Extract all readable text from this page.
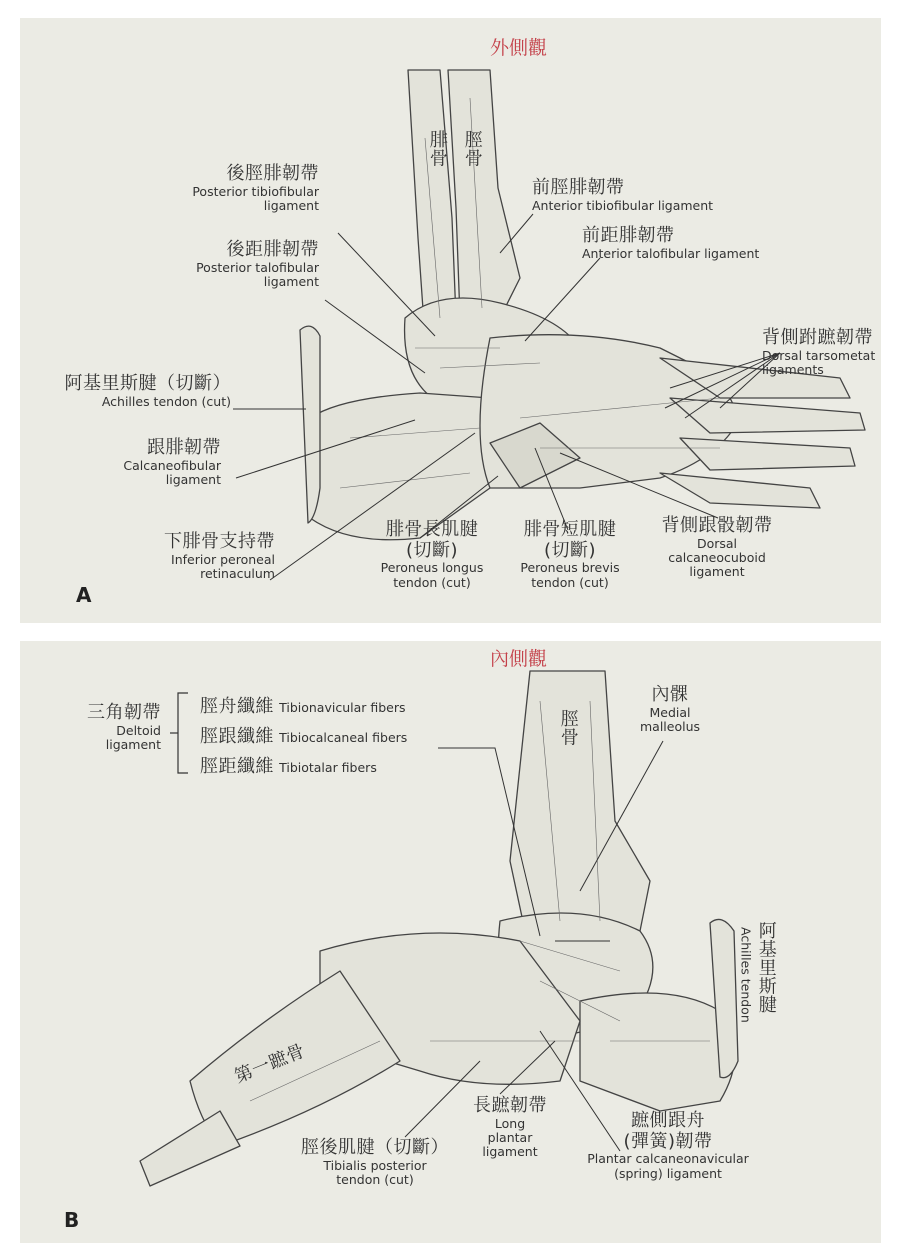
外側觀
腓骨 脛骨
後脛腓韌帶
Posterior tibiofibular
ligament
後距腓韌帶
Posterior talofibular
ligament
阿基里斯腱（切斷）
Achilles tendon (cut)
跟腓韌帶
Calcaneofibular
ligament
下腓骨支持帶
Inferior peroneal
retinaculum
腓骨長肌腱
(切斷)
Peroneus longus
tendon (cut)
腓骨短肌腱
(切斷)
Peroneus brevis
tendon (cut)
背側跟骰韌帶
Dorsal
calcaneocuboid
ligament
前脛腓韌帶
Anterior tibiofibular ligament
前距腓韌帶
Anterior talofibular ligament
背側跗蹠韌帶
Dorsal tarsometat
ligaments
A
內側觀
脛骨
三角韌帶
Deltoid
ligament
脛舟纖維 Tibionavicular fibers
脛跟纖維 Tibiocalcaneal fibers
脛距纖維 Tibiotalar fibers
內髁
Medial
malleolus
阿基里斯腱
Achilles tendon
第一蹠骨
長蹠韌帶
Long
plantar
ligament
脛後肌腱（切斷）
Tibialis posterior
tendon (cut)
蹠側跟舟
(彈簧)韌帶
Plantar calcaneonavicular
(spring) ligament
B
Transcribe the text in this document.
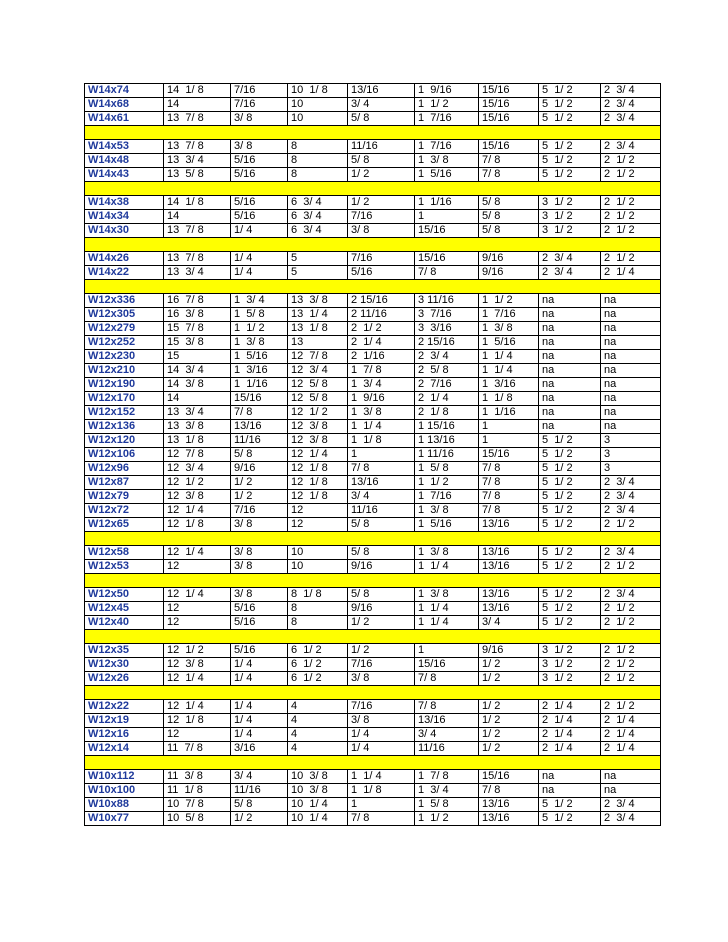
W14x74	14  1/ 8	7/16	10  1/ 8	13/16	1  9/16	15/16	5  1/ 2	2  3/ 4
W14x68	14	7/16	10	3/ 4	1  1/ 2	15/16	5  1/ 2	2  3/ 4
W14x61	13  7/ 8	3/ 8	10	5/ 8	1  7/16	15/16	5  1/ 2	2  3/ 4

W14x53	13  7/ 8	3/ 8	8	11/16	1  7/16	15/16	5  1/ 2	2  3/ 4
W14x48	13  3/ 4	5/16	8	5/ 8	1  3/ 8	7/ 8	5  1/ 2	2  1/ 2
W14x43	13  5/ 8	5/16	8	1/ 2	1  5/16	7/ 8	5  1/ 2	2  1/ 2

W14x38	14  1/ 8	5/16	6  3/ 4	1/ 2	1  1/16	5/ 8	3  1/ 2	2  1/ 2
W14x34	14	5/16	6  3/ 4	7/16	1	5/ 8	3  1/ 2	2  1/ 2
W14x30	13  7/ 8	1/ 4	6  3/ 4	3/ 8	15/16	5/ 8	3  1/ 2	2  1/ 2

W14x26	13  7/ 8	1/ 4	5	7/16	15/16	9/16	2  3/ 4	2  1/ 2
W14x22	13  3/ 4	1/ 4	5	5/16	7/ 8	9/16	2  3/ 4	2  1/ 4

W12x336	16  7/ 8	1  3/ 4	13  3/ 8	2 15/16	3 11/16	1  1/ 2	na	na
W12x305	16  3/ 8	1  5/ 8	13  1/ 4	2 11/16	3  7/16	1  7/16	na	na
W12x279	15  7/ 8	1  1/ 2	13  1/ 8	2  1/ 2	3  3/16	1  3/ 8	na	na
W12x252	15  3/ 8	1  3/ 8	13	2  1/ 4	2 15/16	1  5/16	na	na
W12x230	15	1  5/16	12  7/ 8	2  1/16	2  3/ 4	1  1/ 4	na	na
W12x210	14  3/ 4	1  3/16	12  3/ 4	1  7/ 8	2  5/ 8	1  1/ 4	na	na
W12x190	14  3/ 8	1  1/16	12  5/ 8	1  3/ 4	2  7/16	1  3/16	na	na
W12x170	14	15/16	12  5/ 8	1  9/16	2  1/ 4	1  1/ 8	na	na
W12x152	13  3/ 4	7/ 8	12  1/ 2	1  3/ 8	2  1/ 8	1  1/16	na	na
W12x136	13  3/ 8	13/16	12  3/ 8	1  1/ 4	1 15/16	1	na	na
W12x120	13  1/ 8	11/16	12  3/ 8	1  1/ 8	1 13/16	1	5  1/ 2	3
W12x106	12  7/ 8	5/ 8	12  1/ 4	1	1 11/16	15/16	5  1/ 2	3
W12x96	12  3/ 4	9/16	12  1/ 8	7/ 8	1  5/ 8	7/ 8	5  1/ 2	3
W12x87	12  1/ 2	1/ 2	12  1/ 8	13/16	1  1/ 2	7/ 8	5  1/ 2	2  3/ 4
W12x79	12  3/ 8	1/ 2	12  1/ 8	3/ 4	1  7/16	7/ 8	5  1/ 2	2  3/ 4
W12x72	12  1/ 4	7/16	12	11/16	1  3/ 8	7/ 8	5  1/ 2	2  3/ 4
W12x65	12  1/ 8	3/ 8	12	5/ 8	1  5/16	13/16	5  1/ 2	2  1/ 2

W12x58	12  1/ 4	3/ 8	10	5/ 8	1  3/ 8	13/16	5  1/ 2	2  3/ 4
W12x53	12	3/ 8	10	9/16	1  1/ 4	13/16	5  1/ 2	2  1/ 2

W12x50	12  1/ 4	3/ 8	8  1/ 8	5/ 8	1  3/ 8	13/16	5  1/ 2	2  3/ 4
W12x45	12	5/16	8	9/16	1  1/ 4	13/16	5  1/ 2	2  1/ 2
W12x40	12	5/16	8	1/ 2	1  1/ 4	3/ 4	5  1/ 2	2  1/ 2

W12x35	12  1/ 2	5/16	6  1/ 2	1/ 2	1	9/16	3  1/ 2	2  1/ 2
W12x30	12  3/ 8	1/ 4	6  1/ 2	7/16	15/16	1/ 2	3  1/ 2	2  1/ 2
W12x26	12  1/ 4	1/ 4	6  1/ 2	3/ 8	7/ 8	1/ 2	3  1/ 2	2  1/ 2

W12x22	12  1/ 4	1/ 4	4	7/16	7/ 8	1/ 2	2  1/ 4	2  1/ 2
W12x19	12  1/ 8	1/ 4	4	3/ 8	13/16	1/ 2	2  1/ 4	2  1/ 4
W12x16	12	1/ 4	4	1/ 4	3/ 4	1/ 2	2  1/ 4	2  1/ 4
W12x14	11  7/ 8	3/16	4	1/ 4	11/16	1/ 2	2  1/ 4	2  1/ 4

W10x112	11  3/ 8	3/ 4	10  3/ 8	1  1/ 4	1  7/ 8	15/16	na	na
W10x100	11  1/ 8	11/16	10  3/ 8	1  1/ 8	1  3/ 4	7/ 8	na	na
W10x88	10  7/ 8	5/ 8	10  1/ 4	1	1  5/ 8	13/16	5  1/ 2	2  3/ 4
W10x77	10  5/ 8	1/ 2	10  1/ 4	7/ 8	1  1/ 2	13/16	5  1/ 2	2  3/ 4
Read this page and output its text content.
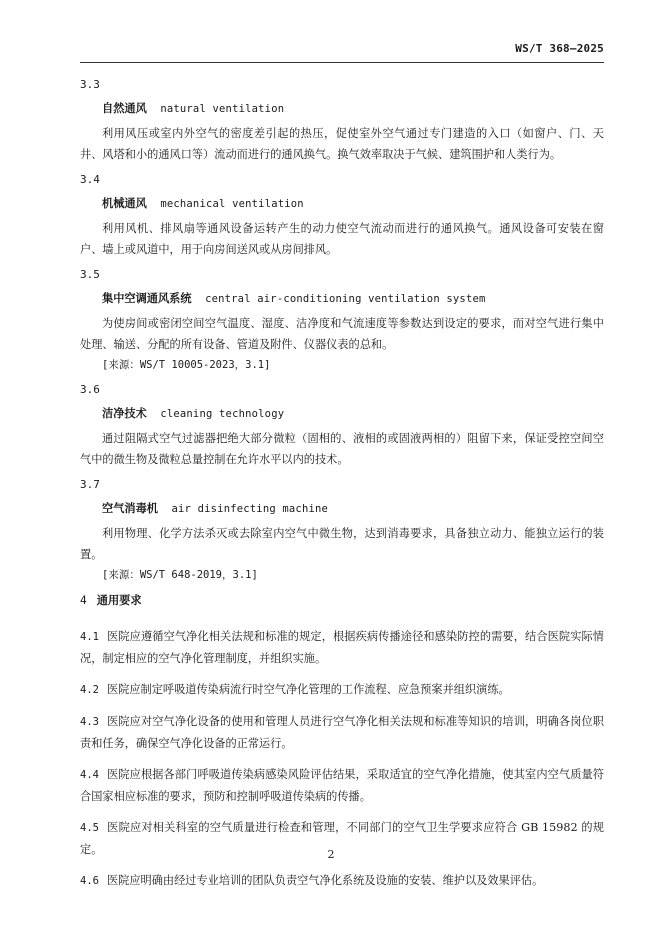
WS/T 368—2025
3.3
自然通风 natural ventilation

利用风压或室内外空气的密度差引起的热压，促使室外空气通过专门建造的入口（如窗户、门、天井、风塔和小的通风口等）流动而进行的通风换气。换气效率取决于气候、建筑围护和人类行为。

3.4
机械通风 mechanical ventilation

利用风机、排风扇等通风设备运转产生的动力使空气流动而进行的通风换气。通风设备可安装在窗户、墙上或风道中，用于向房间送风或从房间排风。

3.5
集中空调通风系统 central air-conditioning ventilation system

为使房间或密闭空间空气温度、湿度、洁净度和气流速度等参数达到设定的要求，而对空气进行集中处理、输送、分配的所有设备、管道及附件、仪器仪表的总和。

[来源：WS/T 10005-2023，3.1]
3.6
洁净技术 cleaning technology

通过阻隔式空气过滤器把绝大部分微粒（固相的、液相的或固液两相的）阻留下来，保证受控空间空气中的微生物及微粒总量控制在允许水平以内的技术。

3.7
空气消毒机 air disinfecting machine

利用物理、化学方法杀灭或去除室内空气中微生物，达到消毒要求，具备独立动力、能独立运行的装置。

[来源：WS/T 648-2019，3.1]
4 通用要求

4.1 医院应遵循空气净化相关法规和标准的规定，根据疾病传播途径和感染防控的需要，结合医院实际情况，制定相应的空气净化管理制度，并组织实施。

4.2 医院应制定呼吸道传染病流行时空气净化管理的工作流程、应急预案并组织演练。

4.3 医院应对空气净化设备的使用和管理人员进行空气净化相关法规和标准等知识的培训，明确各岗位职责和任务，确保空气净化设备的正常运行。

4.4 医院应根据各部门呼吸道传染病感染风险评估结果，采取适宜的空气净化措施，使其室内空气质量符合国家相应标准的要求，预防和控制呼吸道传染病的传播。

4.5 医院应对相关科室的空气质量进行检查和管理，不同部门的空气卫生学要求应符合 GB 15982 的规定。

4.6 医院应明确由经过专业培训的团队负责空气净化系统及设施的安装、维护以及效果评估。

2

### GIVEN PROBLEM
Tell how many lines in the records above contain "fibers", giving the number and no other words.

### TASK RESPONSE
3